# Exercise input
● ● ● ● ● ● ●

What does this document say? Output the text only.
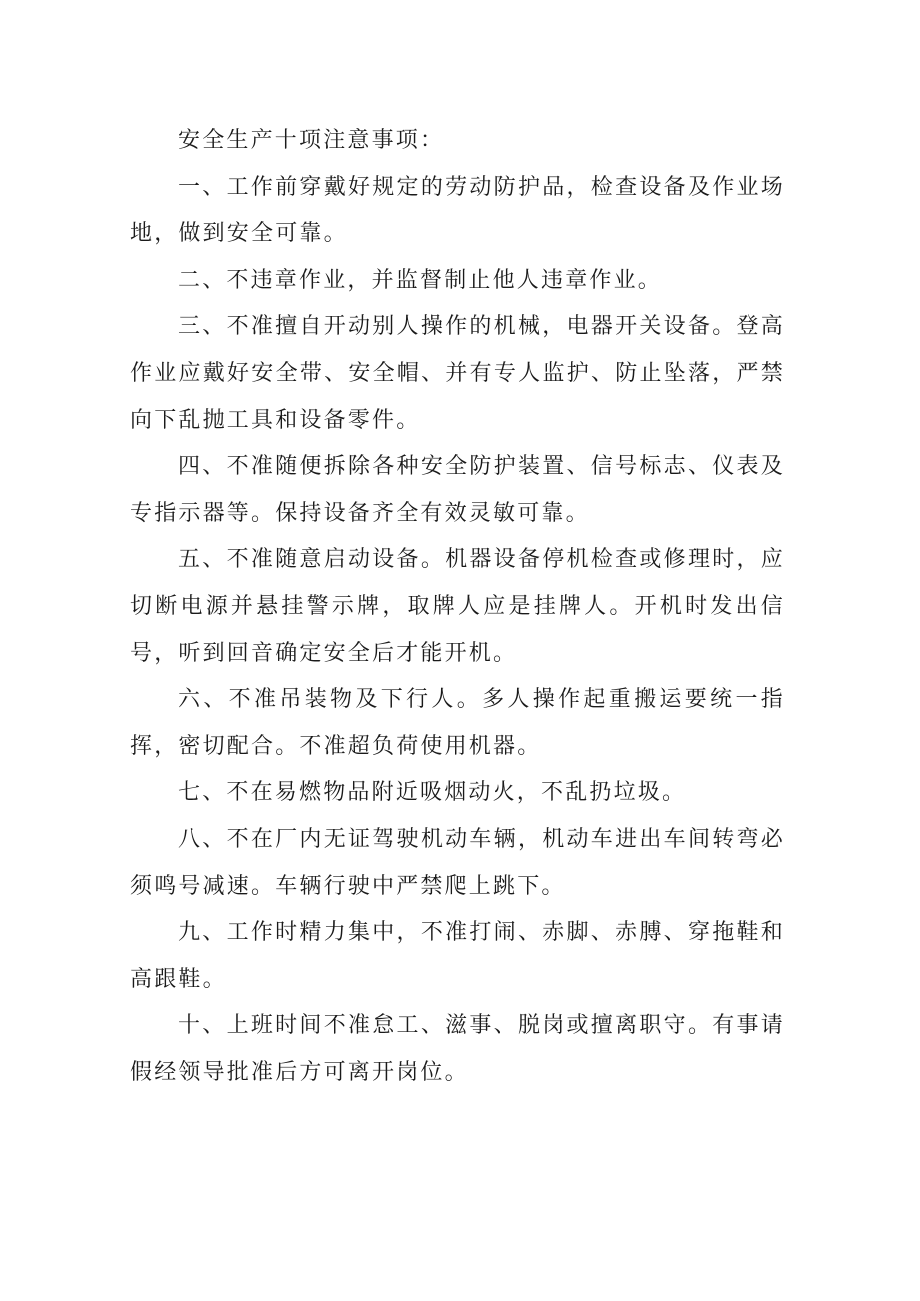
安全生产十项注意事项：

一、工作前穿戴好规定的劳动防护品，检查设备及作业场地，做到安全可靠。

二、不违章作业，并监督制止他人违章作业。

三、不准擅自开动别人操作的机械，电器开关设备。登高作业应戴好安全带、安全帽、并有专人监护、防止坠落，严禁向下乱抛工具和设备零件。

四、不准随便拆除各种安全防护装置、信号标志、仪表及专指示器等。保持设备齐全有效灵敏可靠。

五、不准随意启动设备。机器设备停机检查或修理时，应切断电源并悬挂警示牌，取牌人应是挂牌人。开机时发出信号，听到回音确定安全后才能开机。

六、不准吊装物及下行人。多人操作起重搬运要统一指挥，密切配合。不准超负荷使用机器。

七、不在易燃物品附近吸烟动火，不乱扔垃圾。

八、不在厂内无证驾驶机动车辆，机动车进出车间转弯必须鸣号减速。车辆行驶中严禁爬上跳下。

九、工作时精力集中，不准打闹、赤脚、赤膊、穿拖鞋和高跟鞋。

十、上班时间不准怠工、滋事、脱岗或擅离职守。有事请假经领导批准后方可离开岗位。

● ● ● ● ● ● ●

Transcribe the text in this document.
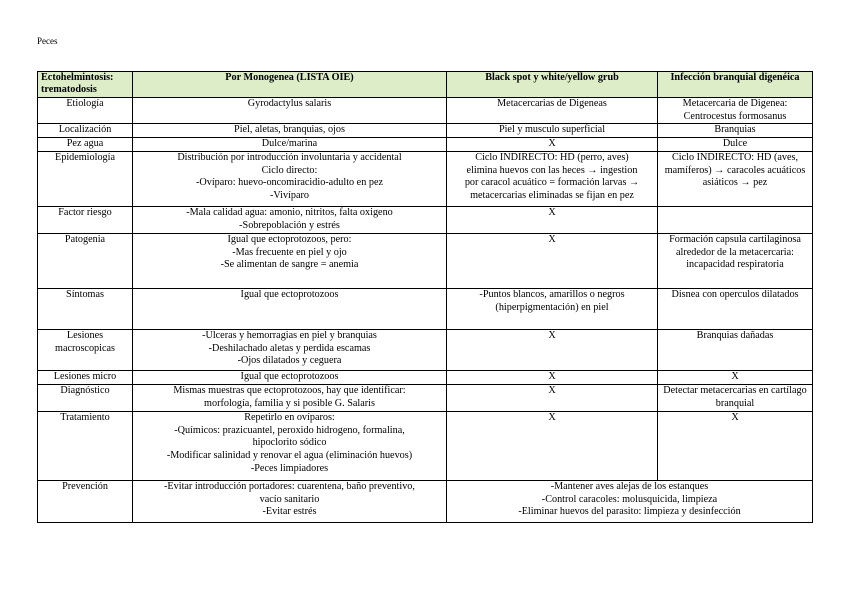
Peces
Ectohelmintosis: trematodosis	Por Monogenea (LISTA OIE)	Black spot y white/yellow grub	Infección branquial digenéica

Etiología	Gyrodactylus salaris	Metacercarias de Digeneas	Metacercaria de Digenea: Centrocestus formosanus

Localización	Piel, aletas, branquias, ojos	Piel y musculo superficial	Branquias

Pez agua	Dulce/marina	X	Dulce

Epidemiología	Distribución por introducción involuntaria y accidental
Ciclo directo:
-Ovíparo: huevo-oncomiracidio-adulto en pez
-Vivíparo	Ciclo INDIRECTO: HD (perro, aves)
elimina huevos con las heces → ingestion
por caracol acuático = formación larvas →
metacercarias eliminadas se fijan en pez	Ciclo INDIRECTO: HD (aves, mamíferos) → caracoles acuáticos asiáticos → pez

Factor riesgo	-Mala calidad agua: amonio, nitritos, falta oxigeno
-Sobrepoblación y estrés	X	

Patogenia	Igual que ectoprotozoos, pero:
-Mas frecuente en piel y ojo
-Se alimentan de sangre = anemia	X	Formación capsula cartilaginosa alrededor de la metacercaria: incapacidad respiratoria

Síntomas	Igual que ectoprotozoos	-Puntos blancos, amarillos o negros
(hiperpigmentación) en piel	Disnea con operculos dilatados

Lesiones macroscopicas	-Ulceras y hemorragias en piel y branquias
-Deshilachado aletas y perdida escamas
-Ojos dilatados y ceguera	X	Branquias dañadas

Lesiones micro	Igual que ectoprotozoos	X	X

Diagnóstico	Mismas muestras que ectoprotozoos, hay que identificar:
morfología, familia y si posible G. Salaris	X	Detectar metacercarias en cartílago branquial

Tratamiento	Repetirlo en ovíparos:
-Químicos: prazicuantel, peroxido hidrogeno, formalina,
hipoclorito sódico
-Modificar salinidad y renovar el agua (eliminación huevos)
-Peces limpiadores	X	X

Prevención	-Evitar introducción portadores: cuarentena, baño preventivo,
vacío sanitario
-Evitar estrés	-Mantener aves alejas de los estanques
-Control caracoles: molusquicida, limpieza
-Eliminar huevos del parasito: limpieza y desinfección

● ● ● ● ● ● ●

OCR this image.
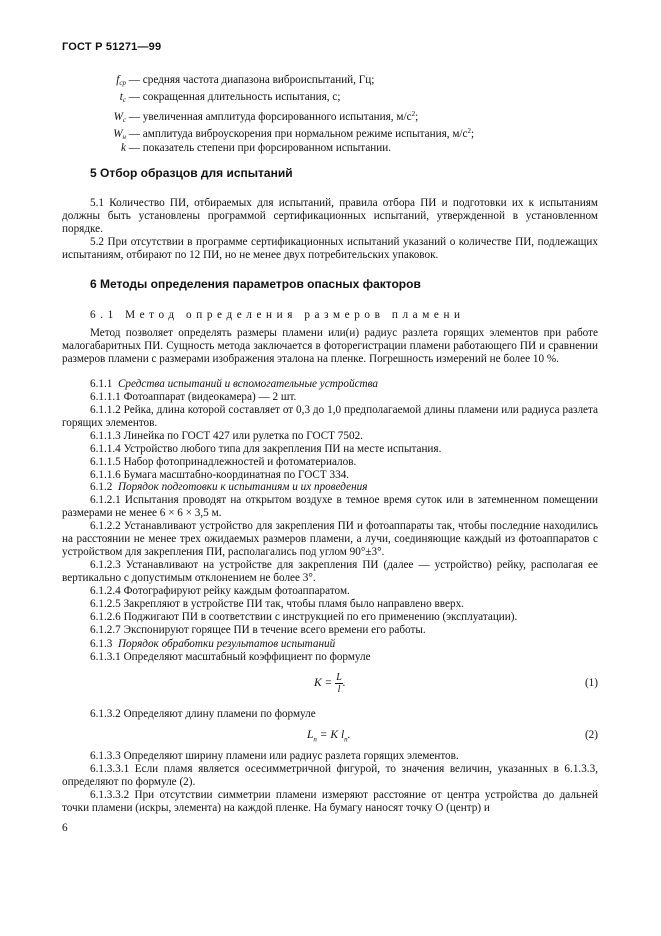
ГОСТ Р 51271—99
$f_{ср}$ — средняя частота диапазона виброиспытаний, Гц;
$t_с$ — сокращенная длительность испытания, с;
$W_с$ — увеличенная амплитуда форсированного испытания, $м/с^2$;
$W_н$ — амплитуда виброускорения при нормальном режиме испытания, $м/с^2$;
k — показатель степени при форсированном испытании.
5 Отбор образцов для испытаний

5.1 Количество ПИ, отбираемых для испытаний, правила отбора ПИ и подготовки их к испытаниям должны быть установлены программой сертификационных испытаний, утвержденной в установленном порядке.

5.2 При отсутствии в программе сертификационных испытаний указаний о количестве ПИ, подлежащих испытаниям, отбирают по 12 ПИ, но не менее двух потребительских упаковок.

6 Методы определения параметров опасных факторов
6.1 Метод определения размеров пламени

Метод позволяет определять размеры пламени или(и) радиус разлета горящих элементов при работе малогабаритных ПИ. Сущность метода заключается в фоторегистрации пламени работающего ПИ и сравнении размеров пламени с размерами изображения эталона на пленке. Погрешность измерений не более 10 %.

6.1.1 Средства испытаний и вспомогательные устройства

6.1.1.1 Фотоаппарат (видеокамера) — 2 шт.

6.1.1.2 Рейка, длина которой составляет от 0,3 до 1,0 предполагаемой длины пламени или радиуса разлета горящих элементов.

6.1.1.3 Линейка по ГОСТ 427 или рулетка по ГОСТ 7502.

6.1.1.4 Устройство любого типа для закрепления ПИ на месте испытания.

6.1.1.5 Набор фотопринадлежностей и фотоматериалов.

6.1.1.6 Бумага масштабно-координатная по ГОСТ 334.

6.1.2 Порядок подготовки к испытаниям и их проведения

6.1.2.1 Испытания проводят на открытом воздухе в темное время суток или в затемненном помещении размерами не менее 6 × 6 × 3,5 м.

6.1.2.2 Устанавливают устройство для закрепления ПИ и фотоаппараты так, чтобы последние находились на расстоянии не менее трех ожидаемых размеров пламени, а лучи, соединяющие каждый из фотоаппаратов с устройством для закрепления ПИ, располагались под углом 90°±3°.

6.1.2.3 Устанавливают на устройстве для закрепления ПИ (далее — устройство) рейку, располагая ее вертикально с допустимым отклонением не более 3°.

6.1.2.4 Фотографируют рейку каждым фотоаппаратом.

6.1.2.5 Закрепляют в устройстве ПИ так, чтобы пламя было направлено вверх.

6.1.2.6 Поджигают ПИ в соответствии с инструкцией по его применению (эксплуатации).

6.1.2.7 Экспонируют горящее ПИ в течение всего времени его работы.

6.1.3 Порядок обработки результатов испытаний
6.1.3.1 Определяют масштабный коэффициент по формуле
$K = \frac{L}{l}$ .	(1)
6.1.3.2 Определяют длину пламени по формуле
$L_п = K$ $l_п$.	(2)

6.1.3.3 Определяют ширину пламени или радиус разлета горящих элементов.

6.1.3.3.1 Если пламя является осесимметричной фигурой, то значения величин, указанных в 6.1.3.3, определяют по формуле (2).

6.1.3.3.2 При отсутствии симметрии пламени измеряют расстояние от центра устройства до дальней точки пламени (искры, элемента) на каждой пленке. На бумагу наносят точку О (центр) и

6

● ● ● ● ● ● ●

# Do this
Copy out each line of the material that holds the word "устройстве".

# Right answer
6.1.2.3 Устанавливают на устройстве для закрепления ПИ (далее — устройство) рейку, располагая ее вертикально с допустимым отклонением не более 3°.
6.1.2.5 Закрепляют в устройстве ПИ так, чтобы пламя было направлено вверх.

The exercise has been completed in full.